Start Listed entries
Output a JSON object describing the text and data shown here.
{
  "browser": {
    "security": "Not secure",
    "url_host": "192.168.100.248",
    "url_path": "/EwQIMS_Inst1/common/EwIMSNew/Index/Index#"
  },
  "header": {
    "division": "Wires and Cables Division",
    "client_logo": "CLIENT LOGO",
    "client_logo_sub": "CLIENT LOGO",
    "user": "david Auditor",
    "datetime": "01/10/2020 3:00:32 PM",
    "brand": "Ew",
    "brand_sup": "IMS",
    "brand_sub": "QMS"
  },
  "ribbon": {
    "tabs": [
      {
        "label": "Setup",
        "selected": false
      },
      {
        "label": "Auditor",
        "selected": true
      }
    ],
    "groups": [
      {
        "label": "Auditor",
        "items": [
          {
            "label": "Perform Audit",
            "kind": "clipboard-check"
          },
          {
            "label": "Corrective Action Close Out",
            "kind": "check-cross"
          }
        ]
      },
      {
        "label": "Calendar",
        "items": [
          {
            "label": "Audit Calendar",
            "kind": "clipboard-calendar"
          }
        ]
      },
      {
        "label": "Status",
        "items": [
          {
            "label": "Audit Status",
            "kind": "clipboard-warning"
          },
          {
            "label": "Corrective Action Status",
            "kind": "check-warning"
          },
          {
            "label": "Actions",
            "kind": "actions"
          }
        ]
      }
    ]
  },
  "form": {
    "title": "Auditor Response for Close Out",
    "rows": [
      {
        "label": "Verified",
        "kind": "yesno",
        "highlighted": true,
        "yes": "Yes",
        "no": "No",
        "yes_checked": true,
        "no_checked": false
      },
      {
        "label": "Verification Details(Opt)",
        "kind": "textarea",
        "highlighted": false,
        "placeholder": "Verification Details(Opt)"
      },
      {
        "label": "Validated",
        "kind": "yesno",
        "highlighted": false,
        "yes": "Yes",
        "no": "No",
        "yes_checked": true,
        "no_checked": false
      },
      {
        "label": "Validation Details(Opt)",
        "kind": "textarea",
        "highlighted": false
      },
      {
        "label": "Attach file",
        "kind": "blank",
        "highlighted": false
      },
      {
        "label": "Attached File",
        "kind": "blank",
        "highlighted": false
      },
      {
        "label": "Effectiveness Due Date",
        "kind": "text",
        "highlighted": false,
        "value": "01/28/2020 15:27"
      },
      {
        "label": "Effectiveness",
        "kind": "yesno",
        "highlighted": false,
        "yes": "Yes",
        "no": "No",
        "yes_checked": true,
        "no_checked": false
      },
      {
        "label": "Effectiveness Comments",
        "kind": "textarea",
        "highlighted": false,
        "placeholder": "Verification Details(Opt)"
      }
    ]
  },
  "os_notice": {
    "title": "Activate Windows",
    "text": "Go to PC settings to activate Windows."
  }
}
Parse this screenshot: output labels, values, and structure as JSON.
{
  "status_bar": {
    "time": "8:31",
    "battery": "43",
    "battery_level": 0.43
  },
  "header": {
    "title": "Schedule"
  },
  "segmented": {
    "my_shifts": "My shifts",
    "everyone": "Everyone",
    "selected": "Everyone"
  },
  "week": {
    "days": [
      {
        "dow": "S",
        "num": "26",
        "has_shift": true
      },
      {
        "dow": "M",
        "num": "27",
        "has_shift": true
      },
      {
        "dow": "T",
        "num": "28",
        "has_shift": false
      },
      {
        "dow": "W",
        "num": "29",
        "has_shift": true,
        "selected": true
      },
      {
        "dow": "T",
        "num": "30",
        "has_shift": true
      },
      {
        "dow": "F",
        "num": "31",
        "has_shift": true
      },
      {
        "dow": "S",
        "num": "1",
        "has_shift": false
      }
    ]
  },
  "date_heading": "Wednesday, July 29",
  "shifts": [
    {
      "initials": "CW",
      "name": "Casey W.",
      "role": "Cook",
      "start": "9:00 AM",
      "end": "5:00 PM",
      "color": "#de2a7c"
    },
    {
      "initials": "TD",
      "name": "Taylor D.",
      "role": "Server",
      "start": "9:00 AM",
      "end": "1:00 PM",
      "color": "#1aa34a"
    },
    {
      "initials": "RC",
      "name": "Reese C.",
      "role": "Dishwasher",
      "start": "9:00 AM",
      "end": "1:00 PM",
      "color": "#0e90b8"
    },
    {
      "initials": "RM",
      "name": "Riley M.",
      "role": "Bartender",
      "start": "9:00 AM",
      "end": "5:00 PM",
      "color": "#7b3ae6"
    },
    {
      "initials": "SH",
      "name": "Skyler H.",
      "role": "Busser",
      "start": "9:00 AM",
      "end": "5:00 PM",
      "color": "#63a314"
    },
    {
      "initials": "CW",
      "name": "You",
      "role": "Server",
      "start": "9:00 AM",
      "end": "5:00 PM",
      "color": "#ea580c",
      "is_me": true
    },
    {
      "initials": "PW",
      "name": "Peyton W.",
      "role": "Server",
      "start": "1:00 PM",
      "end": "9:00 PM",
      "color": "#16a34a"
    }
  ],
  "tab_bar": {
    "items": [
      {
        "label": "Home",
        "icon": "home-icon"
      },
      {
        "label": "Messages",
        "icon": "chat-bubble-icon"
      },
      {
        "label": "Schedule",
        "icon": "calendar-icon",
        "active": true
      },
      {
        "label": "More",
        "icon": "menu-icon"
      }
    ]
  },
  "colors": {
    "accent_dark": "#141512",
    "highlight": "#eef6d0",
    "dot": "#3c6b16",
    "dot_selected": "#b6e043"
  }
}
End Listed entries
> _Problem details_
Provide all the records again, word for word.

> _Answer to this exercise_
Output a JSON object describing the text and data shown here.
{
  "browser": {
    "security": "Not secure",
    "url_host": "192.168.100.248",
    "url_path": "/EwQIMS_Inst1/common/EwIMSNew/Index/Index#"
  },
  "header": {
    "division": "Wires and Cables Division",
    "client_logo": "CLIENT LOGO",
    "client_logo_sub": "CLIENT LOGO",
    "user": "david Auditor",
    "datetime": "01/10/2020 3:00:32 PM",
    "brand": "Ew",
    "brand_sup": "IMS",
    "brand_sub": "QMS"
  },
  "ribbon": {
    "tabs": [
      {
        "label": "Setup",
        "selected": false
      },
      {
        "label": "Auditor",
        "selected": true
      }
    ],
    "groups": [
      {
        "label": "Auditor",
        "items": [
          {
            "label": "Perform Audit",
            "kind": "clipboard-check"
          },
          {
            "label": "Corrective Action Close Out",
            "kind": "check-cross"
          }
        ]
      },
      {
        "label": "Calendar",
        "items": [
          {
            "label": "Audit Calendar",
            "kind": "clipboard-calendar"
          }
        ]
      },
      {
        "label": "Status",
        "items": [
          {
            "label": "Audit Status",
            "kind": "clipboard-warning"
          },
          {
            "label": "Corrective Action Status",
            "kind": "check-warning"
          },
          {
            "label": "Actions",
            "kind": "actions"
          }
        ]
      }
    ]
  },
  "form": {
    "title": "Auditor Response for Close Out",
    "rows": [
      {
        "label": "Verified",
        "kind": "yesno",
        "highlighted": true,
        "yes": "Yes",
        "no": "No",
        "yes_checked": true,
        "no_checked": false
      },
      {
        "label": "Verification Details(Opt)",
        "kind": "textarea",
        "highlighted": false,
        "placeholder": "Verification Details(Opt)"
      },
      {
        "label": "Validated",
        "kind": "yesno",
        "highlighted": false,
        "yes": "Yes",
        "no": "No",
        "yes_checked": true,
        "no_checked": false
      },
      {
        "label": "Validation Details(Opt)",
        "kind": "textarea",
        "highlighted": false
      },
      {
        "label": "Attach file",
        "kind": "blank",
        "highlighted": false
      },
      {
        "label": "Attached File",
        "kind": "blank",
        "highlighted": false
      },
      {
        "label": "Effectiveness Due Date",
        "kind": "text",
        "highlighted": false,
        "value": "01/28/2020 15:27"
      },
      {
        "label": "Effectiveness",
        "kind": "yesno",
        "highlighted": false,
        "yes": "Yes",
        "no": "No",
        "yes_checked": true,
        "no_checked": false
      },
      {
        "label": "Effectiveness Comments",
        "kind": "textarea",
        "highlighted": false,
        "placeholder": "Verification Details(Opt)"
      }
    ]
  },
  "os_notice": {
    "title": "Activate Windows",
    "text": "Go to PC settings to activate Windows."
  }
}
Parse this screenshot: output labels, values, and structure as JSON.
{
  "status_bar": {
    "time": "8:31",
    "battery": "43",
    "battery_level": 0.43
  },
  "header": {
    "title": "Schedule"
  },
  "segmented": {
    "my_shifts": "My shifts",
    "everyone": "Everyone",
    "selected": "Everyone"
  },
  "week": {
    "days": [
      {
        "dow": "S",
        "num": "26",
        "has_shift": true
      },
      {
        "dow": "M",
        "num": "27",
        "has_shift": true
      },
      {
        "dow": "T",
        "num": "28",
        "has_shift": false
      },
      {
        "dow": "W",
        "num": "29",
        "has_shift": true,
        "selected": true
      },
      {
        "dow": "T",
        "num": "30",
        "has_shift": true
      },
      {
        "dow": "F",
        "num": "31",
        "has_shift": true
      },
      {
        "dow": "S",
        "num": "1",
        "has_shift": false
      }
    ]
  },
  "date_heading": "Wednesday, July 29",
  "shifts": [
    {
      "initials": "CW",
      "name": "Casey W.",
      "role": "Cook",
      "start": "9:00 AM",
      "end": "5:00 PM",
      "color": "#de2a7c"
    },
    {
      "initials": "TD",
      "name": "Taylor D.",
      "role": "Server",
      "start": "9:00 AM",
      "end": "1:00 PM",
      "color": "#1aa34a"
    },
    {
      "initials": "RC",
      "name": "Reese C.",
      "role": "Dishwasher",
      "start": "9:00 AM",
      "end": "1:00 PM",
      "color": "#0e90b8"
    },
    {
      "initials": "RM",
      "name": "Riley M.",
      "role": "Bartender",
      "start": "9:00 AM",
      "end": "5:00 PM",
      "color": "#7b3ae6"
    },
    {
      "initials": "SH",
      "name": "Skyler H.",
      "role": "Busser",
      "start": "9:00 AM",
      "end": "5:00 PM",
      "color": "#63a314"
    },
    {
      "initials": "CW",
      "name": "You",
      "role": "Server",
      "start": "9:00 AM",
      "end": "5:00 PM",
      "color": "#ea580c",
      "is_me": true
    },
    {
      "initials": "PW",
      "name": "Peyton W.",
      "role": "Server",
      "start": "1:00 PM",
      "end": "9:00 PM",
      "color": "#16a34a"
    }
  ],
  "tab_bar": {
    "items": [
      {
        "label": "Home",
        "icon": "home-icon"
      },
      {
        "label": "Messages",
        "icon": "chat-bubble-icon"
      },
      {
        "label": "Schedule",
        "icon": "calendar-icon",
        "active": true
      },
      {
        "label": "More",
        "icon": "menu-icon"
      }
    ]
  },
  "colors": {
    "accent_dark": "#141512",
    "highlight": "#eef6d0",
    "dot": "#3c6b16",
    "dot_selected": "#b6e043"
  }
}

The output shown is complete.